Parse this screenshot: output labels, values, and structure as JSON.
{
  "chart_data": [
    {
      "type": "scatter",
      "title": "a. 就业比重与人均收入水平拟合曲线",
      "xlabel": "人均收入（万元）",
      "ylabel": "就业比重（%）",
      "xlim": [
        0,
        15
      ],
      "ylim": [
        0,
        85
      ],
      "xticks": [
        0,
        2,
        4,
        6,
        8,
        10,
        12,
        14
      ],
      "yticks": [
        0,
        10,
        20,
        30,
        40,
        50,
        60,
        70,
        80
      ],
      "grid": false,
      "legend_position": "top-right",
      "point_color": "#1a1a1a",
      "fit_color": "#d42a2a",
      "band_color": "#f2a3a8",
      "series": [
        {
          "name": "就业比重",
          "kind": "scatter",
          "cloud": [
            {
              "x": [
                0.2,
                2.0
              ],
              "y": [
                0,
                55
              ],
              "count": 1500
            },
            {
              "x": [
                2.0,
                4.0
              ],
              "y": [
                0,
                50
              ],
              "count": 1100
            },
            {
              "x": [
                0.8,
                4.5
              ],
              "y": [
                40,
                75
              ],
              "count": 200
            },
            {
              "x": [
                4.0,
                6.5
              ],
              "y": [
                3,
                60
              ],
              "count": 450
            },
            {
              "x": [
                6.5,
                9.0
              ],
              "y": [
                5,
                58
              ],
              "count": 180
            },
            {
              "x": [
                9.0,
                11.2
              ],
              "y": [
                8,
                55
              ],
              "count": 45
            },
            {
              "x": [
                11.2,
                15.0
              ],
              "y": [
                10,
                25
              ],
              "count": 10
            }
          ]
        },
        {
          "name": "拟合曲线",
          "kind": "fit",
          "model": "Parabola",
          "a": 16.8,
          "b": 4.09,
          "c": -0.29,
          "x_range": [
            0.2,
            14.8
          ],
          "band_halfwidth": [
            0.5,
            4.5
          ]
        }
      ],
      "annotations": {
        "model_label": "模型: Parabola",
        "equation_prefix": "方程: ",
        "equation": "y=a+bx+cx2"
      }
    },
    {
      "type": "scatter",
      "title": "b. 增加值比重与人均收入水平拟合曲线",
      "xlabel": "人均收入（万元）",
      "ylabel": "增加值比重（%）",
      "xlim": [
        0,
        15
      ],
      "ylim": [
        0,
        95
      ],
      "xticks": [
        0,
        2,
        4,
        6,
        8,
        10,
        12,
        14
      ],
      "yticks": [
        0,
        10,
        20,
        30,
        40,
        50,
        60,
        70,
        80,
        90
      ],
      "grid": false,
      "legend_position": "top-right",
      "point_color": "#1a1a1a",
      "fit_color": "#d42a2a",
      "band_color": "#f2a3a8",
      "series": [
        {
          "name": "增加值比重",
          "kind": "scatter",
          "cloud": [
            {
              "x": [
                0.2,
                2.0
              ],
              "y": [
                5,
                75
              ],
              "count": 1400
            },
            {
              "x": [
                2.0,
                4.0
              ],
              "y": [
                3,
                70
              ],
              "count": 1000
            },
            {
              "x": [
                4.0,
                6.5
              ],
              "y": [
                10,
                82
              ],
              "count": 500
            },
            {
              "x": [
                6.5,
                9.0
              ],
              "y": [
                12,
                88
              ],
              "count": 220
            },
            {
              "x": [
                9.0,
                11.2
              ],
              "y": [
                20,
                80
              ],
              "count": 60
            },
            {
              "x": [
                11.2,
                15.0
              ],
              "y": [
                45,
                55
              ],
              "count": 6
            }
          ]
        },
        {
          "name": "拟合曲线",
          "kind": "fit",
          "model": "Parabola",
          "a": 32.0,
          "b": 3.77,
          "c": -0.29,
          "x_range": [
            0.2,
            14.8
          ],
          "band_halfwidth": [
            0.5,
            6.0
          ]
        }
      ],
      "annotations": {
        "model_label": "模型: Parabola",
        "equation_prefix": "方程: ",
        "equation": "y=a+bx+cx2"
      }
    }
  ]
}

--------------------------------------------------

### Stated task
Single out each line of the records above with the string "title" in it, and copy it.

### Task solution
      "title": "a. 就业比重与人均收入水平拟合曲线",
      "title": "b. 增加值比重与人均收入水平拟合曲线",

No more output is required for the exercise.